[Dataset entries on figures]
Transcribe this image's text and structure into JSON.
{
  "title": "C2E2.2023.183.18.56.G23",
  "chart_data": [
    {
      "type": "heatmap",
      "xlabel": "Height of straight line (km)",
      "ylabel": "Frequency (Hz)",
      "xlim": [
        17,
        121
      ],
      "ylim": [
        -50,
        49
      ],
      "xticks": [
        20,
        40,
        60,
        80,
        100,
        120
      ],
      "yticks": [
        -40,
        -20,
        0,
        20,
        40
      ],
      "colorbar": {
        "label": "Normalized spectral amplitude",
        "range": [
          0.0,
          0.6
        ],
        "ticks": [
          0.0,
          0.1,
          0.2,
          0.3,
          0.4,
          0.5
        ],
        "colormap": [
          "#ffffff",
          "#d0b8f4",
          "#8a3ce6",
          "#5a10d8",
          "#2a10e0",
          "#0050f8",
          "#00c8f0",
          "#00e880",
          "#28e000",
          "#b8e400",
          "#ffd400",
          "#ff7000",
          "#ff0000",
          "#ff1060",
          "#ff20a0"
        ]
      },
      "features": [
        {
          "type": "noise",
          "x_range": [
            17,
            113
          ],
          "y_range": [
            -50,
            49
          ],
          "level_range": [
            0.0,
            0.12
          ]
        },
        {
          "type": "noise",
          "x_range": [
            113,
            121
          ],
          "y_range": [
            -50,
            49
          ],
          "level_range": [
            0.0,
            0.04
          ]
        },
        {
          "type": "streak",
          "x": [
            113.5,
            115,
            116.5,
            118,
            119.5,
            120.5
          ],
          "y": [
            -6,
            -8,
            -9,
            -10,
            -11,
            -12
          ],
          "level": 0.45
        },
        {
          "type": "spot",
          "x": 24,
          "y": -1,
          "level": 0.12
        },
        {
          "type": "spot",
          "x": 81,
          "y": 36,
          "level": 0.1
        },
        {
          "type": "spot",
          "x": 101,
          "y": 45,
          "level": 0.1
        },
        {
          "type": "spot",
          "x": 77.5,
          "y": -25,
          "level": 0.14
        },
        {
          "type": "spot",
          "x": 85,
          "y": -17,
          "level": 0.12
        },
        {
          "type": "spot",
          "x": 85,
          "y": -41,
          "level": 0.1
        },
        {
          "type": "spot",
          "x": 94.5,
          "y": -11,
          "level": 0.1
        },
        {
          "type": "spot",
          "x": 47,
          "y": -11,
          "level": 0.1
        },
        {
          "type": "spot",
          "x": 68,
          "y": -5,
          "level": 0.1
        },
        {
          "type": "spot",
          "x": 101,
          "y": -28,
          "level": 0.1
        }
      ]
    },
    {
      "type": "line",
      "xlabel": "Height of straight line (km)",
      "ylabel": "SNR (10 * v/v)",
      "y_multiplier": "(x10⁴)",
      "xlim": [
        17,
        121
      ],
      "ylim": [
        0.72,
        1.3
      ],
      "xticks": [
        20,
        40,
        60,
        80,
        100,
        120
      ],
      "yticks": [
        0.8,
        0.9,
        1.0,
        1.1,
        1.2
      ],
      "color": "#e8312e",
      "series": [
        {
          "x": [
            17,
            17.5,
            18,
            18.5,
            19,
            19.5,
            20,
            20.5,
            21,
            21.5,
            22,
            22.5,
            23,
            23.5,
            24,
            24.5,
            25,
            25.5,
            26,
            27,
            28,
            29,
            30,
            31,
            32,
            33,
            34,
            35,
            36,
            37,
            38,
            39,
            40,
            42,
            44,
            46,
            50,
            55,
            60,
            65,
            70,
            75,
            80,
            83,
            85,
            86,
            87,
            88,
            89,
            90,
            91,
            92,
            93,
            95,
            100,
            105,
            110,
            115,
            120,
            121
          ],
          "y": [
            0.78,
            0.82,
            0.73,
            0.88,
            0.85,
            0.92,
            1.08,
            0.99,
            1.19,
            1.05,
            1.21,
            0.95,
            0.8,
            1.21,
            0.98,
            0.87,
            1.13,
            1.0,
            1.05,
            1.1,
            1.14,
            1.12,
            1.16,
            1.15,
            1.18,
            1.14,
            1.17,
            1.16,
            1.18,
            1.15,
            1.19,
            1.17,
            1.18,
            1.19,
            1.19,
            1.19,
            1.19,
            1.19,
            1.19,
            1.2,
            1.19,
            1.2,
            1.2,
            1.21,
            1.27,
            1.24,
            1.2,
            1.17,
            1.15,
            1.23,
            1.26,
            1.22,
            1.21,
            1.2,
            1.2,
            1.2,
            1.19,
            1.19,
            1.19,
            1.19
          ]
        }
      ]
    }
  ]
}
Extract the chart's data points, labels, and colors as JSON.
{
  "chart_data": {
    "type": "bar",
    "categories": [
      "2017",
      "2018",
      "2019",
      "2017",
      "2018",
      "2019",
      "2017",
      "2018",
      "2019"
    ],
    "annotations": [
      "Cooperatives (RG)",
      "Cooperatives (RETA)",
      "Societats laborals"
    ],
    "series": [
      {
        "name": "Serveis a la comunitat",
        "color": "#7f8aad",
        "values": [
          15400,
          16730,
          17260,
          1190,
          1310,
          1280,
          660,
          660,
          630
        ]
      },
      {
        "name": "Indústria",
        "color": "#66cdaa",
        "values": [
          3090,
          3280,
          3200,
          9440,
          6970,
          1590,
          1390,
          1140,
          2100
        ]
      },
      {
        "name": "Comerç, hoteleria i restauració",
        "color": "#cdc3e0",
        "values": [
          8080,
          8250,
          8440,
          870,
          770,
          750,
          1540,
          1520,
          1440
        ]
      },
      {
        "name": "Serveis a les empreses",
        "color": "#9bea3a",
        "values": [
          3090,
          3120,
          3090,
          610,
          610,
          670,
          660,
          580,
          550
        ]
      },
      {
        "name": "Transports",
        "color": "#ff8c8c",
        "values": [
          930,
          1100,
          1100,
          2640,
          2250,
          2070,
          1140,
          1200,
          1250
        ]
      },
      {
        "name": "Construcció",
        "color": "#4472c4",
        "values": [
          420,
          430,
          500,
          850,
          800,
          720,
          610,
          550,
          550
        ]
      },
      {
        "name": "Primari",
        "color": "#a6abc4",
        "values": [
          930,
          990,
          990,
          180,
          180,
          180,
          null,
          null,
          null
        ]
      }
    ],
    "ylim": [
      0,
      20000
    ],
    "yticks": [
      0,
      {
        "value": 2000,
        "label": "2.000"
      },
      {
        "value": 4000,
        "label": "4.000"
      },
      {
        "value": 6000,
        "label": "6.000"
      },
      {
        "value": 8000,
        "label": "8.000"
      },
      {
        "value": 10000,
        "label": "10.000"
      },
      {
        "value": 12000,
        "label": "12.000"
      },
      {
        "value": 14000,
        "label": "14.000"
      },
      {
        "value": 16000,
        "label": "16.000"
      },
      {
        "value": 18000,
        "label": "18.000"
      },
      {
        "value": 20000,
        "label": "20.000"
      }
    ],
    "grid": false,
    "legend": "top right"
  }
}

_WHAT IS EXPECTED_
Retype the data exactly as given.

_TASK ANSWER_
Transcribe this image's text and structure into JSON.
{
  "title": "C2E2.2023.183.18.56.G23",
  "chart_data": [
    {
      "type": "heatmap",
      "xlabel": "Height of straight line (km)",
      "ylabel": "Frequency (Hz)",
      "xlim": [
        17,
        121
      ],
      "ylim": [
        -50,
        49
      ],
      "xticks": [
        20,
        40,
        60,
        80,
        100,
        120
      ],
      "yticks": [
        -40,
        -20,
        0,
        20,
        40
      ],
      "colorbar": {
        "label": "Normalized spectral amplitude",
        "range": [
          0.0,
          0.6
        ],
        "ticks": [
          0.0,
          0.1,
          0.2,
          0.3,
          0.4,
          0.5
        ],
        "colormap": [
          "#ffffff",
          "#d0b8f4",
          "#8a3ce6",
          "#5a10d8",
          "#2a10e0",
          "#0050f8",
          "#00c8f0",
          "#00e880",
          "#28e000",
          "#b8e400",
          "#ffd400",
          "#ff7000",
          "#ff0000",
          "#ff1060",
          "#ff20a0"
        ]
      },
      "features": [
        {
          "type": "noise",
          "x_range": [
            17,
            113
          ],
          "y_range": [
            -50,
            49
          ],
          "level_range": [
            0.0,
            0.12
          ]
        },
        {
          "type": "noise",
          "x_range": [
            113,
            121
          ],
          "y_range": [
            -50,
            49
          ],
          "level_range": [
            0.0,
            0.04
          ]
        },
        {
          "type": "streak",
          "x": [
            113.5,
            115,
            116.5,
            118,
            119.5,
            120.5
          ],
          "y": [
            -6,
            -8,
            -9,
            -10,
            -11,
            -12
          ],
          "level": 0.45
        },
        {
          "type": "spot",
          "x": 24,
          "y": -1,
          "level": 0.12
        },
        {
          "type": "spot",
          "x": 81,
          "y": 36,
          "level": 0.1
        },
        {
          "type": "spot",
          "x": 101,
          "y": 45,
          "level": 0.1
        },
        {
          "type": "spot",
          "x": 77.5,
          "y": -25,
          "level": 0.14
        },
        {
          "type": "spot",
          "x": 85,
          "y": -17,
          "level": 0.12
        },
        {
          "type": "spot",
          "x": 85,
          "y": -41,
          "level": 0.1
        },
        {
          "type": "spot",
          "x": 94.5,
          "y": -11,
          "level": 0.1
        },
        {
          "type": "spot",
          "x": 47,
          "y": -11,
          "level": 0.1
        },
        {
          "type": "spot",
          "x": 68,
          "y": -5,
          "level": 0.1
        },
        {
          "type": "spot",
          "x": 101,
          "y": -28,
          "level": 0.1
        }
      ]
    },
    {
      "type": "line",
      "xlabel": "Height of straight line (km)",
      "ylabel": "SNR (10 * v/v)",
      "y_multiplier": "(x10⁴)",
      "xlim": [
        17,
        121
      ],
      "ylim": [
        0.72,
        1.3
      ],
      "xticks": [
        20,
        40,
        60,
        80,
        100,
        120
      ],
      "yticks": [
        0.8,
        0.9,
        1.0,
        1.1,
        1.2
      ],
      "color": "#e8312e",
      "series": [
        {
          "x": [
            17,
            17.5,
            18,
            18.5,
            19,
            19.5,
            20,
            20.5,
            21,
            21.5,
            22,
            22.5,
            23,
            23.5,
            24,
            24.5,
            25,
            25.5,
            26,
            27,
            28,
            29,
            30,
            31,
            32,
            33,
            34,
            35,
            36,
            37,
            38,
            39,
            40,
            42,
            44,
            46,
            50,
            55,
            60,
            65,
            70,
            75,
            80,
            83,
            85,
            86,
            87,
            88,
            89,
            90,
            91,
            92,
            93,
            95,
            100,
            105,
            110,
            115,
            120,
            121
          ],
          "y": [
            0.78,
            0.82,
            0.73,
            0.88,
            0.85,
            0.92,
            1.08,
            0.99,
            1.19,
            1.05,
            1.21,
            0.95,
            0.8,
            1.21,
            0.98,
            0.87,
            1.13,
            1.0,
            1.05,
            1.1,
            1.14,
            1.12,
            1.16,
            1.15,
            1.18,
            1.14,
            1.17,
            1.16,
            1.18,
            1.15,
            1.19,
            1.17,
            1.18,
            1.19,
            1.19,
            1.19,
            1.19,
            1.19,
            1.19,
            1.2,
            1.19,
            1.2,
            1.2,
            1.21,
            1.27,
            1.24,
            1.2,
            1.17,
            1.15,
            1.23,
            1.26,
            1.22,
            1.21,
            1.2,
            1.2,
            1.2,
            1.19,
            1.19,
            1.19,
            1.19
          ]
        }
      ]
    }
  ]
}
Extract the chart's data points, labels, and colors as JSON.
{
  "chart_data": {
    "type": "bar",
    "categories": [
      "2017",
      "2018",
      "2019",
      "2017",
      "2018",
      "2019",
      "2017",
      "2018",
      "2019"
    ],
    "annotations": [
      "Cooperatives (RG)",
      "Cooperatives (RETA)",
      "Societats laborals"
    ],
    "series": [
      {
        "name": "Serveis a la comunitat",
        "color": "#7f8aad",
        "values": [
          15400,
          16730,
          17260,
          1190,
          1310,
          1280,
          660,
          660,
          630
        ]
      },
      {
        "name": "Indústria",
        "color": "#66cdaa",
        "values": [
          3090,
          3280,
          3200,
          9440,
          6970,
          1590,
          1390,
          1140,
          2100
        ]
      },
      {
        "name": "Comerç, hoteleria i restauració",
        "color": "#cdc3e0",
        "values": [
          8080,
          8250,
          8440,
          870,
          770,
          750,
          1540,
          1520,
          1440
        ]
      },
      {
        "name": "Serveis a les empreses",
        "color": "#9bea3a",
        "values": [
          3090,
          3120,
          3090,
          610,
          610,
          670,
          660,
          580,
          550
        ]
      },
      {
        "name": "Transports",
        "color": "#ff8c8c",
        "values": [
          930,
          1100,
          1100,
          2640,
          2250,
          2070,
          1140,
          1200,
          1250
        ]
      },
      {
        "name": "Construcció",
        "color": "#4472c4",
        "values": [
          420,
          430,
          500,
          850,
          800,
          720,
          610,
          550,
          550
        ]
      },
      {
        "name": "Primari",
        "color": "#a6abc4",
        "values": [
          930,
          990,
          990,
          180,
          180,
          180,
          null,
          null,
          null
        ]
      }
    ],
    "ylim": [
      0,
      20000
    ],
    "yticks": [
      0,
      {
        "value": 2000,
        "label": "2.000"
      },
      {
        "value": 4000,
        "label": "4.000"
      },
      {
        "value": 6000,
        "label": "6.000"
      },
      {
        "value": 8000,
        "label": "8.000"
      },
      {
        "value": 10000,
        "label": "10.000"
      },
      {
        "value": 12000,
        "label": "12.000"
      },
      {
        "value": 14000,
        "label": "14.000"
      },
      {
        "value": 16000,
        "label": "16.000"
      },
      {
        "value": 18000,
        "label": "18.000"
      },
      {
        "value": 20000,
        "label": "20.000"
      }
    ],
    "grid": false,
    "legend": "top right"
  }
}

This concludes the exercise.